> _Problem statement_: Extract the listing below in full, unchanged.

> _Data entries_:
--- --- ---
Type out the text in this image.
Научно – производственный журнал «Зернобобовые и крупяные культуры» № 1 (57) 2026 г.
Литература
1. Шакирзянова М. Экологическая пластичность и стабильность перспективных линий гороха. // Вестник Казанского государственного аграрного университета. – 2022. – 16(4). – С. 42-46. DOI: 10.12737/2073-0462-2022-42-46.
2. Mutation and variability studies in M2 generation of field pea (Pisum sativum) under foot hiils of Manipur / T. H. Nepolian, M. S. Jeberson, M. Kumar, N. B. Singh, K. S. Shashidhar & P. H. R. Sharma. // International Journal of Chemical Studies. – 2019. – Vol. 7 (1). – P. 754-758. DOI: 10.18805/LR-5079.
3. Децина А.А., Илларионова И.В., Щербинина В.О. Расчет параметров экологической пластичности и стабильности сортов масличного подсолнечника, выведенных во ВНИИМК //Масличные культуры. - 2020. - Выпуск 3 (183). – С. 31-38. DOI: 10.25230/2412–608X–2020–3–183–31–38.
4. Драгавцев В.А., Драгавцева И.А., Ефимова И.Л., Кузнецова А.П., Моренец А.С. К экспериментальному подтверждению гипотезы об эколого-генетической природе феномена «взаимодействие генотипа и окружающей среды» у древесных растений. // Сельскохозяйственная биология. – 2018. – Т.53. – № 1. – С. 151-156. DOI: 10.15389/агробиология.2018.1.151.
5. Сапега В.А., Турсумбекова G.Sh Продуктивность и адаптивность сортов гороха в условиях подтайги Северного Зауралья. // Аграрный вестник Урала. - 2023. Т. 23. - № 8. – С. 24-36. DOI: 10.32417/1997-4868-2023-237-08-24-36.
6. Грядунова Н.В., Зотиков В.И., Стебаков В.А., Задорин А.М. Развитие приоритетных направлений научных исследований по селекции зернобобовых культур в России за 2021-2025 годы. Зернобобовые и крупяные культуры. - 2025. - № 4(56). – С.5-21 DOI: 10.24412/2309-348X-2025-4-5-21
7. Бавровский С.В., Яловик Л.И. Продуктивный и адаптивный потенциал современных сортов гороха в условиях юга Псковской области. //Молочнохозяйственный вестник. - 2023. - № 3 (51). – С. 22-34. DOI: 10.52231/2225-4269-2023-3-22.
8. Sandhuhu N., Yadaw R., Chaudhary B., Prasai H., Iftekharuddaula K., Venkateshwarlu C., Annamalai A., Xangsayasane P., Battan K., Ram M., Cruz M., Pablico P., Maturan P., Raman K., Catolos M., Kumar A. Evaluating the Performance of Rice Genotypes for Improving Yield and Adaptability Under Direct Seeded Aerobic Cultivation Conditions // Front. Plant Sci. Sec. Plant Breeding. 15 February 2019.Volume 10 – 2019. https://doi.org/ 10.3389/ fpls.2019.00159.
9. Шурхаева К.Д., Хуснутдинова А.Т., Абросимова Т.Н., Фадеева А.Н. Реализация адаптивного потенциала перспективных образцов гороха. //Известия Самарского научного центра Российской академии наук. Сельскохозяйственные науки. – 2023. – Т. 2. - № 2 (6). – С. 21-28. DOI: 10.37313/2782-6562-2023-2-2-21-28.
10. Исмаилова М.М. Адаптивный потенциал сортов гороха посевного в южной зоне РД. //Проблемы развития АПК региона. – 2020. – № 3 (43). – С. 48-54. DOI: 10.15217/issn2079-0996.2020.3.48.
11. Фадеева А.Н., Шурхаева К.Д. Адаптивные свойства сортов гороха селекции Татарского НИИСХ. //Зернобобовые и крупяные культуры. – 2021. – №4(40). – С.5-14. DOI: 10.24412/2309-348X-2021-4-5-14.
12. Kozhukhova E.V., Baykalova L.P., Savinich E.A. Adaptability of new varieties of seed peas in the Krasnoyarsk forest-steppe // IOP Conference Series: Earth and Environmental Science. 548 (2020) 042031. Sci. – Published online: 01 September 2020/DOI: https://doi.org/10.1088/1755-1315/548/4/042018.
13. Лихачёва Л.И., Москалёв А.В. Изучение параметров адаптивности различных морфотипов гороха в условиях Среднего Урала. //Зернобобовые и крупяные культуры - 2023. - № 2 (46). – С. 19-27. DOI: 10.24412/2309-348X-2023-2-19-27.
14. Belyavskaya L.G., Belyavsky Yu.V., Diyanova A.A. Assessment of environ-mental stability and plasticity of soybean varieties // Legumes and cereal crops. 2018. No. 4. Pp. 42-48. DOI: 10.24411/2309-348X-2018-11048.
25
--- --- ---
> _Written solution_:
Type out the text in this image.
Научно – производственный журнал «Зернобобовые и крупяные культуры» № 1 (57) 2026 г.
Литература
1. Шакирзянова М. Экологическая пластичность и стабильность перспективных линий гороха. // Вестник Казанского государственного аграрного университета. – 2022. – 16(4). – С. 42-46. DOI: 10.12737/2073-0462-2022-42-46.
2. Mutation and variability studies in M2 generation of field pea (Pisum sativum) under foot hiils of Manipur / T. H. Nepolian, M. S. Jeberson, M. Kumar, N. B. Singh, K. S. Shashidhar & P. H. R. Sharma. // International Journal of Chemical Studies. – 2019. – Vol. 7 (1). – P. 754-758. DOI: 10.18805/LR-5079.
3. Децина А.А., Илларионова И.В., Щербинина В.О. Расчет параметров экологической пластичности и стабильности сортов масличного подсолнечника, выведенных во ВНИИМК //Масличные культуры. - 2020. - Выпуск 3 (183). – С. 31-38. DOI: 10.25230/2412–608X–2020–3–183–31–38.
4. Драгавцев В.А., Драгавцева И.А., Ефимова И.Л., Кузнецова А.П., Моренец А.С. К экспериментальному подтверждению гипотезы об эколого-генетической природе феномена «взаимодействие генотипа и окружающей среды» у древесных растений. // Сельскохозяйственная биология. – 2018. – Т.53. – № 1. – С. 151-156. DOI: 10.15389/агробиология.2018.1.151.
5. Сапега В.А., Турсумбекова G.Sh Продуктивность и адаптивность сортов гороха в условиях подтайги Северного Зауралья. // Аграрный вестник Урала. - 2023. Т. 23. - № 8. – С. 24-36. DOI: 10.32417/1997-4868-2023-237-08-24-36.
6. Грядунова Н.В., Зотиков В.И., Стебаков В.А., Задорин А.М. Развитие приоритетных направлений научных исследований по селекции зернобобовых культур в России за 2021-2025 годы. Зернобобовые и крупяные культуры. - 2025. - № 4(56). – С.5-21 DOI: 10.24412/2309-348X-2025-4-5-21
7. Бавровский С.В., Яловик Л.И. Продуктивный и адаптивный потенциал современных сортов гороха в условиях юга Псковской области. //Молочнохозяйственный вестник. - 2023. - № 3 (51). – С. 22-34. DOI: 10.52231/2225-4269-2023-3-22.
8. Sandhuhu N., Yadaw R., Chaudhary B., Prasai H., Iftekharuddaula K., Venkateshwarlu C., Annamalai A., Xangsayasane P., Battan K., Ram M., Cruz M., Pablico P., Maturan P., Raman K., Catolos M., Kumar A. Evaluating the Performance of Rice Genotypes for Improving Yield and Adaptability Under Direct Seeded Aerobic Cultivation Conditions // Front. Plant Sci. Sec. Plant Breeding. 15 February 2019.Volume 10 – 2019. https://doi.org/ 10.3389/ fpls.2019.00159.
9. Шурхаева К.Д., Хуснутдинова А.Т., Абросимова Т.Н., Фадеева А.Н. Реализация адаптивного потенциала перспективных образцов гороха. //Известия Самарского научного центра Российской академии наук. Сельскохозяйственные науки. – 2023. – Т. 2. - № 2 (6). – С. 21-28. DOI: 10.37313/2782-6562-2023-2-2-21-28.
10. Исмаилова М.М. Адаптивный потенциал сортов гороха посевного в южной зоне РД. //Проблемы развития АПК региона. – 2020. – № 3 (43). – С. 48-54. DOI: 10.15217/issn2079-0996.2020.3.48.
11. Фадеева А.Н., Шурхаева К.Д. Адаптивные свойства сортов гороха селекции Татарского НИИСХ. //Зернобобовые и крупяные культуры. – 2021. – №4(40). – С.5-14. DOI: 10.24412/2309-348X-2021-4-5-14.
12. Kozhukhova E.V., Baykalova L.P., Savinich E.A. Adaptability of new varieties of seed peas in the Krasnoyarsk forest-steppe // IOP Conference Series: Earth and Environmental Science. 548 (2020) 042031. Sci. – Published online: 01 September 2020/DOI: https://doi.org/10.1088/1755-1315/548/4/042018.
13. Лихачёва Л.И., Москалёв А.В. Изучение параметров адаптивности различных морфотипов гороха в условиях Среднего Урала. //Зернобобовые и крупяные культуры - 2023. - № 2 (46). – С. 19-27. DOI: 10.24412/2309-348X-2023-2-19-27.
14. Belyavskaya L.G., Belyavsky Yu.V., Diyanova A.A. Assessment of environ-mental stability and plasticity of soybean varieties // Legumes and cereal crops. 2018. No. 4. Pp. 42-48. DOI: 10.24411/2309-348X-2018-11048.
25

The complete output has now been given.